[WORK REQUEST]:
Keep only the lines of the listing that include the word "Other", and copy them.

[DATA]:

Segment Open

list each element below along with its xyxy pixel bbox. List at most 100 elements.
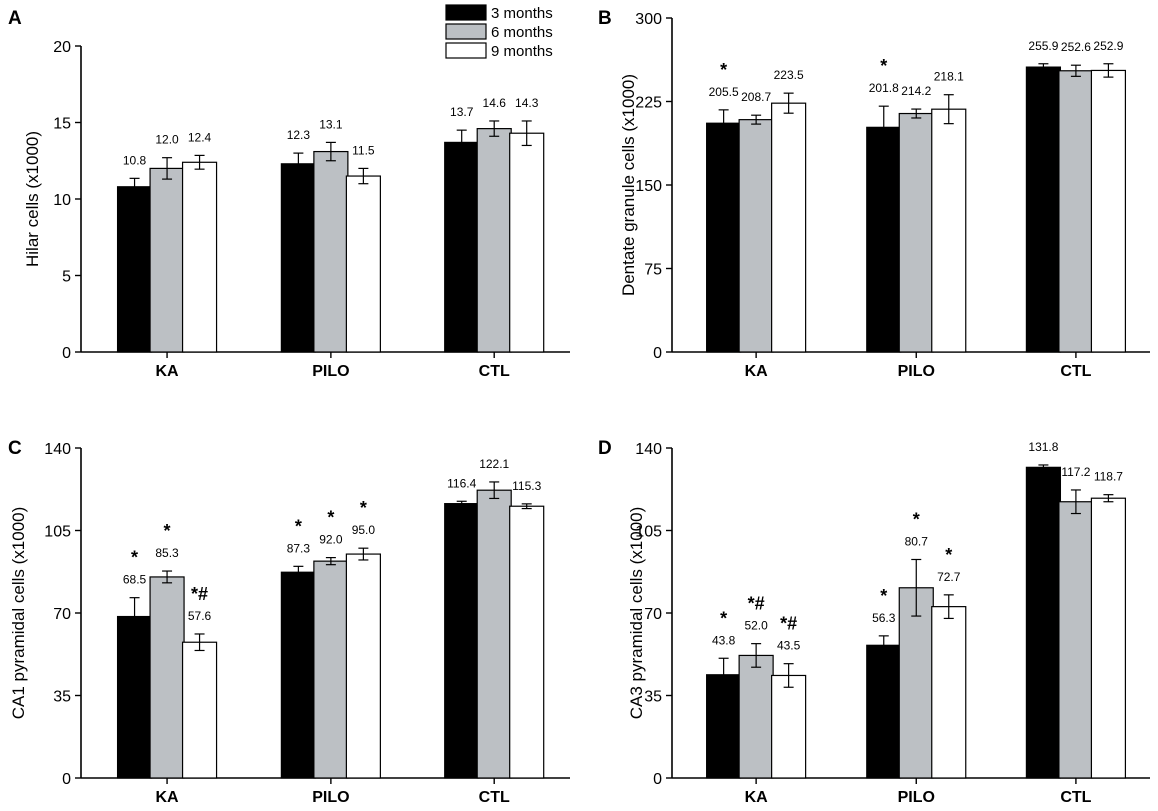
- bar-ka-6mo: [149, 167, 185, 353]
- data-label: 80.7: [905, 534, 929, 548]
- panel-label: C: [8, 438, 22, 459]
- data-label: 56.3: [872, 611, 896, 625]
- legend-swatch-3mo: [445, 4, 487, 21]
- significance-marker: *: [880, 56, 887, 76]
- bar-ctl-6mo: [476, 489, 512, 779]
- bar-ka-9mo: [181, 161, 218, 353]
- legend-label-9mo: 9 months: [491, 43, 553, 60]
- data-label: 12.0: [155, 133, 179, 147]
- bar-ka-6mo: [149, 576, 185, 779]
- panel-c: C CA1 pyramidal cells (x1000) 0 35 70 105 140 K…: [8, 438, 570, 806]
- significance-marker: *: [913, 509, 920, 529]
- data-label: 14.6: [483, 96, 507, 110]
- bar-pilo-6mo: [898, 112, 934, 353]
- significance-marker: *: [360, 498, 367, 518]
- y-tick-label: 140: [635, 441, 662, 458]
- bar-pilo-6mo: [313, 560, 349, 779]
- x-tick-label-pilo: PILO: [312, 789, 349, 806]
- bar-ctl-9mo: [509, 505, 545, 779]
- bar-pilo-9mo: [345, 175, 381, 353]
- y-tick-label: 35: [53, 689, 71, 706]
- data-label: 252.6: [1061, 40, 1091, 54]
- x-tick-label-ka: KA: [156, 363, 180, 380]
- y-tick-label: 140: [44, 441, 71, 458]
- y-axis-label: CA3 pyramidal cells (x1000): [627, 507, 646, 720]
- data-label: 13.1: [319, 117, 343, 131]
- y-tick-label: 225: [635, 95, 662, 112]
- bar-ka-3mo: [116, 615, 153, 779]
- x-tick-label-ctl: CTL: [479, 789, 510, 806]
- y-tick-label: 0: [653, 771, 662, 788]
- data-label: 43.8: [712, 633, 736, 647]
- data-label: 117.2: [1061, 465, 1090, 479]
- legend-label-6mo: 6 months: [491, 24, 553, 41]
- bar-ka-9mo: [771, 102, 807, 353]
- y-tick-label: 300: [635, 11, 662, 28]
- y-tick-label: 20: [53, 39, 71, 56]
- bar-ka-9mo: [771, 674, 807, 779]
- bar-pilo-3mo: [280, 163, 316, 353]
- y-axis-label: Hilar cells (x1000): [23, 131, 42, 267]
- bar-ctl-6mo: [1058, 70, 1094, 353]
- panel-b: B Dentate granule cells (x1000) 0 75 150 225 3…: [598, 8, 1150, 380]
- y-tick-label: 0: [653, 345, 662, 362]
- x-tick-label-pilo: PILO: [312, 363, 349, 380]
- bar-ka-3mo: [706, 674, 742, 779]
- significance-marker: *: [720, 60, 727, 80]
- data-label: 214.2: [901, 84, 931, 98]
- significance-marker: *#: [748, 594, 765, 614]
- data-label: 85.3: [155, 546, 179, 560]
- significance-marker: *#: [780, 614, 797, 634]
- bar-ka-6mo: [738, 119, 774, 353]
- y-tick-label: 5: [62, 269, 71, 286]
- y-tick-label: 70: [53, 606, 71, 623]
- y-axis-label: CA1 pyramidal cells (x1000): [9, 507, 28, 720]
- data-label: 14.3: [515, 96, 539, 110]
- significance-marker: *: [720, 608, 727, 628]
- y-axis-label: Dentate granule cells (x1000): [619, 74, 638, 296]
- data-label: 11.5: [352, 143, 375, 157]
- bar-pilo-3mo: [280, 571, 316, 779]
- data-label: 255.9: [1028, 39, 1058, 53]
- data-label: 116.4: [447, 476, 476, 490]
- bar-pilo-6mo: [313, 150, 349, 353]
- panel-label: D: [598, 438, 612, 459]
- data-label: 72.7: [937, 570, 961, 584]
- y-tick-label: 150: [635, 178, 662, 195]
- data-label: 205.5: [709, 85, 739, 99]
- data-label: 12.4: [188, 130, 212, 144]
- x-tick-label-pilo: PILO: [898, 789, 935, 806]
- bar-pilo-9mo: [345, 553, 381, 779]
- legend-swatch-9mo: [445, 42, 487, 59]
- bar-ctl-3mo: [444, 141, 480, 353]
- data-label: 87.3: [287, 541, 311, 555]
- bar-ctl-6mo: [1058, 501, 1094, 779]
- x-tick-label-ctl: CTL: [479, 363, 510, 380]
- x-tick-label-ka: KA: [156, 789, 180, 806]
- bar-pilo-3mo: [866, 126, 902, 353]
- x-tick-label-ctl: CTL: [1060, 363, 1091, 380]
- legend-swatch-6mo: [445, 23, 487, 40]
- y-tick-label: 35: [644, 689, 662, 706]
- bar-pilo-9mo: [931, 606, 967, 779]
- bar-ctl-9mo: [509, 132, 545, 353]
- bar-ka-3mo: [706, 122, 742, 353]
- y-tick-label: 75: [644, 262, 662, 279]
- x-tick-label-ka: KA: [745, 789, 769, 806]
- y-tick-label: 70: [644, 606, 662, 623]
- bar-ka-9mo: [181, 641, 218, 779]
- data-label: 218.1: [934, 70, 964, 84]
- data-label: 208.7: [741, 90, 771, 104]
- data-label: 12.3: [287, 128, 311, 142]
- significance-marker: *#: [191, 584, 208, 604]
- data-label: 118.7: [1094, 470, 1123, 484]
- bar-pilo-3mo: [866, 644, 902, 779]
- significance-marker: *: [295, 516, 302, 536]
- data-label: 131.8: [1028, 440, 1058, 454]
- x-tick-label-ka: KA: [745, 363, 769, 380]
- panel-a: A Hilar cells (x1000) 0 5 10 15 20 KA 10.8 12.0 12…: [8, 8, 570, 380]
- y-tick-label: 0: [62, 771, 71, 788]
- x-tick-label-ctl: CTL: [1060, 789, 1091, 806]
- significance-marker: *: [131, 548, 138, 568]
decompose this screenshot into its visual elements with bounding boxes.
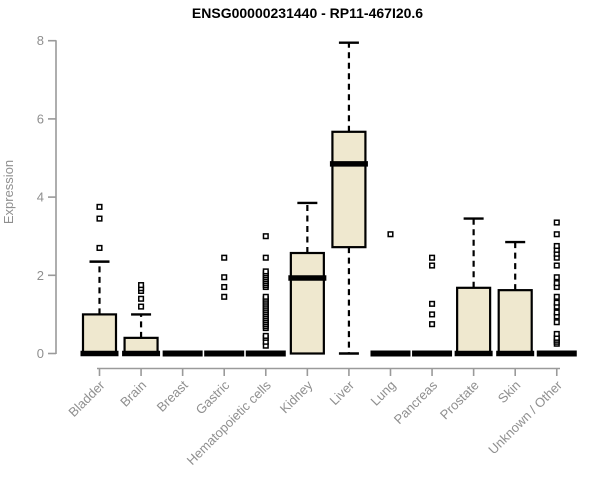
box-rect bbox=[81, 313, 118, 355]
outlier-point bbox=[553, 262, 560, 269]
outlier-point bbox=[553, 330, 560, 337]
outlier-point bbox=[553, 231, 560, 238]
y-tick-label: 2 bbox=[37, 268, 44, 283]
outlier-point bbox=[221, 274, 228, 281]
outlier-point bbox=[429, 262, 436, 269]
box-rect bbox=[497, 289, 533, 355]
outlier-point bbox=[96, 244, 103, 251]
box-Unknown / Other bbox=[536, 219, 577, 357]
y-tick-label: 0 bbox=[37, 346, 44, 361]
outlier-point bbox=[429, 321, 436, 328]
x-category-label: Kidney bbox=[277, 377, 316, 416]
box-rect bbox=[456, 286, 492, 355]
outlier-point bbox=[221, 293, 228, 300]
outlier-point bbox=[138, 295, 145, 302]
outlier-point bbox=[221, 283, 228, 291]
outlier-point bbox=[221, 254, 228, 261]
box-Pancreas bbox=[412, 254, 453, 357]
outlier-point bbox=[429, 254, 436, 261]
box-rect bbox=[289, 251, 325, 355]
outlier-point bbox=[96, 215, 103, 222]
outlier-point bbox=[387, 231, 394, 238]
outlier-point bbox=[262, 293, 269, 300]
outlier-point bbox=[429, 311, 436, 318]
x-category-label: Brain bbox=[117, 378, 149, 410]
outlier-point bbox=[553, 309, 560, 316]
outlier-point bbox=[553, 299, 560, 306]
y-tick-label: 4 bbox=[37, 190, 44, 205]
box-Hematopoietic cells bbox=[245, 233, 286, 357]
x-category-label: Lung bbox=[368, 378, 399, 409]
box-Gastric bbox=[204, 254, 245, 357]
x-category-label: Breast bbox=[154, 377, 191, 414]
outlier-point bbox=[553, 219, 560, 226]
box-Prostate bbox=[454, 217, 493, 357]
x-category-label: Skin bbox=[495, 378, 523, 406]
outlier-point bbox=[553, 280, 560, 287]
outlier-point bbox=[553, 293, 560, 300]
x-category-label: Unknown / Other bbox=[485, 377, 565, 457]
outlier-point bbox=[96, 203, 103, 210]
box-Bladder bbox=[80, 203, 119, 357]
box-Kidney bbox=[288, 201, 327, 355]
outlier-point bbox=[262, 233, 269, 240]
x-category-label: Liver bbox=[327, 377, 358, 408]
x-category-label: Pancreas bbox=[391, 377, 441, 427]
outlier-point bbox=[138, 303, 145, 310]
outlier-point bbox=[262, 254, 269, 261]
x-category-label: Bladder bbox=[65, 377, 108, 420]
outlier-point bbox=[429, 300, 436, 307]
box-rect bbox=[331, 130, 367, 249]
outlier-point bbox=[138, 282, 145, 289]
chart-title: ENSG00000231440 - RP11-467I20.6 bbox=[191, 5, 424, 21]
y-tick-label: 6 bbox=[37, 111, 44, 126]
x-category-label: Gastric bbox=[193, 377, 233, 417]
outlier-point bbox=[553, 319, 560, 326]
outlier-point bbox=[262, 332, 269, 339]
x-category-label: Prostate bbox=[437, 378, 482, 423]
box-Skin bbox=[496, 240, 535, 357]
y-tick-label: 8 bbox=[37, 33, 44, 48]
outlier-point bbox=[553, 274, 560, 281]
outlier-point bbox=[553, 242, 560, 250]
box-Brain bbox=[122, 282, 161, 357]
outlier-point bbox=[262, 268, 269, 275]
box-Lung bbox=[370, 231, 411, 357]
box-Liver bbox=[329, 41, 368, 355]
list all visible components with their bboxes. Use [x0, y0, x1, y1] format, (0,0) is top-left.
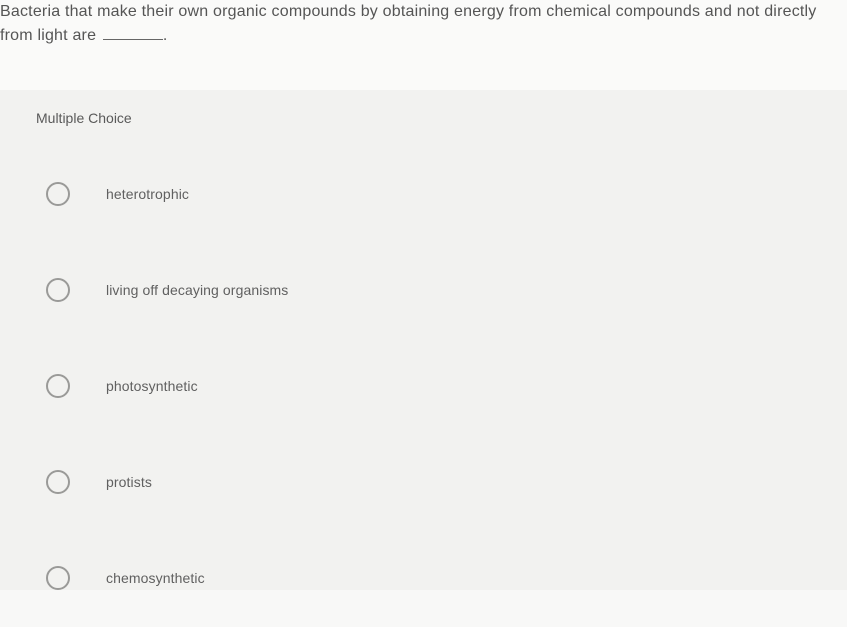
- choice-label: chemosynthetic: [106, 570, 205, 586]
- choice-label: photosynthetic: [106, 378, 198, 394]
- fill-blank: [103, 39, 163, 40]
- radio-icon[interactable]: [46, 374, 70, 398]
- question-section: Bacteria that make their own organic com…: [0, 0, 847, 90]
- choices-section: Multiple Choice heterotrophic living off…: [0, 90, 847, 590]
- choice-item[interactable]: photosynthetic: [36, 374, 847, 398]
- radio-icon[interactable]: [46, 566, 70, 590]
- radio-icon[interactable]: [46, 278, 70, 302]
- choice-label: living off decaying organisms: [106, 282, 288, 298]
- choice-item[interactable]: heterotrophic: [36, 182, 847, 206]
- choice-label: heterotrophic: [106, 186, 189, 202]
- radio-icon[interactable]: [46, 182, 70, 206]
- question-text-before: Bacteria that make their own organic com…: [0, 3, 817, 44]
- choices-heading: Multiple Choice: [36, 110, 847, 126]
- choice-item[interactable]: protists: [36, 470, 847, 494]
- choice-item[interactable]: living off decaying organisms: [36, 278, 847, 302]
- radio-icon[interactable]: [46, 470, 70, 494]
- choice-item[interactable]: chemosynthetic: [36, 566, 847, 590]
- question-text: Bacteria that make their own organic com…: [0, 0, 839, 48]
- choice-label: protists: [106, 474, 152, 490]
- question-text-after: .: [163, 27, 168, 44]
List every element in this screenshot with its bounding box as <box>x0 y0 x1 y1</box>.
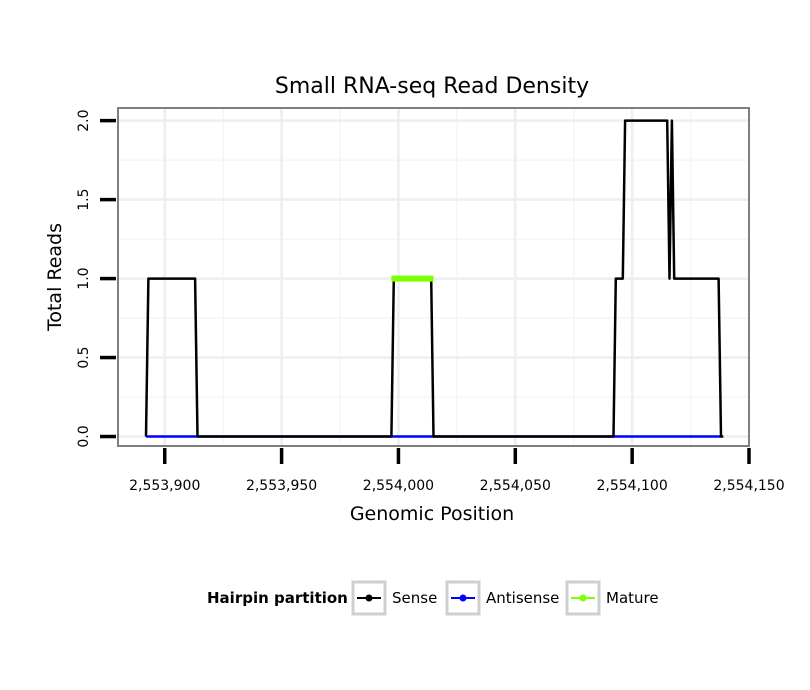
y-tick-label: 0.5 <box>76 346 92 368</box>
legend-key-point <box>459 594 467 602</box>
x-tick-label: 2,553,950 <box>246 478 317 494</box>
legend-key-point <box>365 594 373 602</box>
y-tick-label: 1.5 <box>76 188 92 210</box>
legend-label-sense: Sense <box>392 589 437 607</box>
series-layer <box>144 119 724 438</box>
y-axis: 0.0 0.5 1.0 1.5 2.0 <box>76 110 116 448</box>
x-tick-label: 2,554,000 <box>363 478 434 494</box>
legend-label-antisense: Antisense <box>486 589 559 607</box>
x-axis: 2,553,900 2,553,950 2,554,000 2,554,050 2,55… <box>129 448 785 494</box>
y-axis-title: Total Reads <box>44 223 66 332</box>
series-line-sense <box>144 119 724 438</box>
x-tick-label: 2,553,900 <box>129 478 200 494</box>
y-tick-label: 1.0 <box>76 267 92 289</box>
y-tick-label: 2.0 <box>76 110 92 132</box>
x-axis-title: Genomic Position <box>350 503 514 525</box>
panel-border <box>117 107 750 447</box>
legend-label-mature: Mature <box>606 589 659 607</box>
x-tick-label: 2,554,150 <box>713 478 784 494</box>
legend: Hairpin partition Sense Antisense Mature <box>207 580 659 616</box>
y-tick-label: 0.0 <box>76 425 92 447</box>
x-tick-label: 2,554,050 <box>480 478 551 494</box>
chart-title: Small RNA-seq Read Density <box>275 74 589 99</box>
legend-title: Hairpin partition <box>207 589 348 607</box>
x-tick-label: 2,554,100 <box>597 478 668 494</box>
legend-key-point <box>579 594 587 602</box>
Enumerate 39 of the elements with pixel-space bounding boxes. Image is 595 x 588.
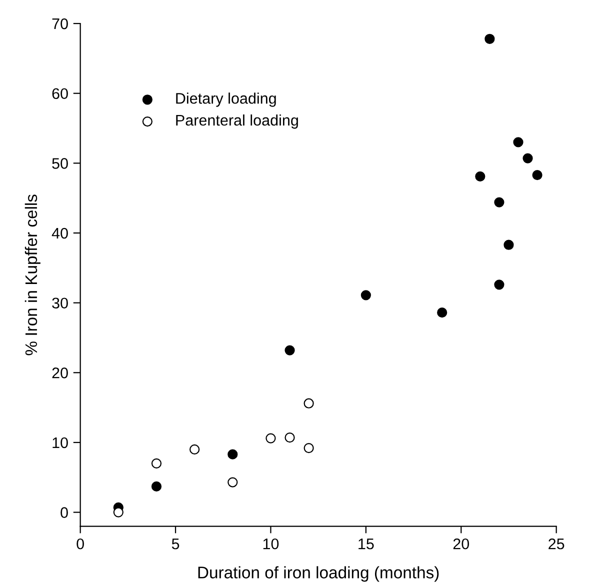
point	[266, 433, 276, 444]
point	[494, 280, 504, 290]
point	[494, 197, 504, 208]
point	[284, 345, 295, 356]
x-tick-label: 15	[358, 538, 374, 550]
point	[437, 308, 448, 318]
point	[532, 170, 542, 180]
point	[284, 432, 295, 443]
point	[475, 171, 486, 182]
y-tick-label: 10	[52, 437, 68, 448]
point	[484, 34, 495, 44]
y-tick-label: 0	[60, 507, 68, 518]
y-tick-label: 20	[52, 368, 68, 378]
x-tick-label: 5	[172, 538, 180, 550]
x-tick-label: 20	[453, 538, 470, 550]
point	[304, 443, 314, 454]
point	[360, 290, 371, 300]
point	[522, 153, 533, 164]
point	[304, 398, 314, 408]
x-tick-label: 0	[76, 538, 84, 550]
point	[151, 481, 162, 492]
y-tick-label: 30	[52, 298, 68, 309]
point	[190, 444, 200, 455]
y-axis-title: % Iron in Kupffer cells	[24, 194, 40, 356]
point	[504, 240, 514, 250]
x-axis-title: Duration of iron loading (months)	[198, 566, 439, 582]
point	[151, 458, 162, 468]
x-tick-label: 10	[263, 538, 279, 550]
x-tick-label: 25	[548, 538, 564, 550]
point	[228, 449, 238, 460]
point	[113, 507, 124, 518]
legend-label: Parenteral loading	[176, 114, 298, 129]
point	[513, 137, 524, 148]
y-tick-label: 50	[52, 158, 68, 169]
y-tick-label: 60	[52, 88, 68, 100]
y-tick-label: 40	[52, 228, 68, 239]
y-tick-label: 70	[52, 18, 68, 30]
legend-label: Dietary loading	[176, 92, 276, 107]
point	[228, 477, 238, 488]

Segment Closed

[OUTPUT]:
box-Unknown / Other bbox=[536, 219, 577, 357]
x-category-label: Unknown / Other bbox=[485, 377, 565, 457]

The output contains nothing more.